>> begin

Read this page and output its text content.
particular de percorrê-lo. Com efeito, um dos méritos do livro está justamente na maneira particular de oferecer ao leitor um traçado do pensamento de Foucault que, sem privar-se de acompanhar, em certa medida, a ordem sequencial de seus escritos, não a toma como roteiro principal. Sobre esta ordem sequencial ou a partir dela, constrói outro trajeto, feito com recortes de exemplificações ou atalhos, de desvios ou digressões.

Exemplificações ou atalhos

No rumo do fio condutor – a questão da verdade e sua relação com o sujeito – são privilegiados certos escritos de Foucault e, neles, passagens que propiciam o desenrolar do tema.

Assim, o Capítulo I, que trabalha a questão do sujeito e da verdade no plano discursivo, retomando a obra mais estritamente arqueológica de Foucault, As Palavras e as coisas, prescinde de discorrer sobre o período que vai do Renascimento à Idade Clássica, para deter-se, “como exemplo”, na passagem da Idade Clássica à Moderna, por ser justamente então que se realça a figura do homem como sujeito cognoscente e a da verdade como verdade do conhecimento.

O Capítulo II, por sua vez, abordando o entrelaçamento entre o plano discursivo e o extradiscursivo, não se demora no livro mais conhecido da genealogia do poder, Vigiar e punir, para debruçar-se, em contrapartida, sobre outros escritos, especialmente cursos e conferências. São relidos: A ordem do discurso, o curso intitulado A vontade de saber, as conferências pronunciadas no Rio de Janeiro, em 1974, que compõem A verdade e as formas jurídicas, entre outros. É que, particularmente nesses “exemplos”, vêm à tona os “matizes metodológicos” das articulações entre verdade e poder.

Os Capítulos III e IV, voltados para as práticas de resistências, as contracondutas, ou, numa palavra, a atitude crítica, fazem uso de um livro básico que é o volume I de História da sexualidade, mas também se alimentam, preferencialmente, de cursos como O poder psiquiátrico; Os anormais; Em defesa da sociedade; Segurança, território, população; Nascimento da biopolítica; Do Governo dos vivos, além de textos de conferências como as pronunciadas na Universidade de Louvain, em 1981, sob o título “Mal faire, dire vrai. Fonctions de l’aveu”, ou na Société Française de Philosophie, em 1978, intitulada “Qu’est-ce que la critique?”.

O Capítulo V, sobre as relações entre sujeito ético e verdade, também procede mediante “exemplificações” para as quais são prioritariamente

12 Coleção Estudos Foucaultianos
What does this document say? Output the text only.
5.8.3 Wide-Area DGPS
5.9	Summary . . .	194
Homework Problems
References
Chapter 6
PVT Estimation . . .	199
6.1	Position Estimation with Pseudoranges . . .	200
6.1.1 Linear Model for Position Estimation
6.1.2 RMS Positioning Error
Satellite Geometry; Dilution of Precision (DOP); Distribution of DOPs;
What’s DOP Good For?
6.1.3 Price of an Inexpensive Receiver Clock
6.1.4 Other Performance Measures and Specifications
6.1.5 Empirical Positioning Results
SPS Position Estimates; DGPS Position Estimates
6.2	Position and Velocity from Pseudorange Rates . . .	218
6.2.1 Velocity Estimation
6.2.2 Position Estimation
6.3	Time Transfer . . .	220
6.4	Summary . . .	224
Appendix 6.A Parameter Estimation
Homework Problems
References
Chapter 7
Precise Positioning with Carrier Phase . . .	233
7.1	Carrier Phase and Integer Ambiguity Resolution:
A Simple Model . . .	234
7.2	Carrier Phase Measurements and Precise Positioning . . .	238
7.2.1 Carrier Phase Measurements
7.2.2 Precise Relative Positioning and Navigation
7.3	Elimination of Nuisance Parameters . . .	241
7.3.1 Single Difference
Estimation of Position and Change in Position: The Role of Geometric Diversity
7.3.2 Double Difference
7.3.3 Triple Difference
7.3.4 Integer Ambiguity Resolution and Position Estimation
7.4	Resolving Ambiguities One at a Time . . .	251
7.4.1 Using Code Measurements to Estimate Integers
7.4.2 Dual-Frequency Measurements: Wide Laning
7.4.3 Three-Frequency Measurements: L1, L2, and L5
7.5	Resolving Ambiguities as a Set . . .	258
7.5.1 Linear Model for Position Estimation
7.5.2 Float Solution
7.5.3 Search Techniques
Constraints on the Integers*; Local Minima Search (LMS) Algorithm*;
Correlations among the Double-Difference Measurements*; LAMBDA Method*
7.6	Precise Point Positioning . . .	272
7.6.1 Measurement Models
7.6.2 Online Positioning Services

>> end

Report each line of the material above where the word "Frequency" appears.

SOLUTION FOR THIS PROBLEM:
7.4.2 Dual-Frequency Measurements: Wide Laning
7.4.3 Three-Frequency Measurements: L1, L2, and L5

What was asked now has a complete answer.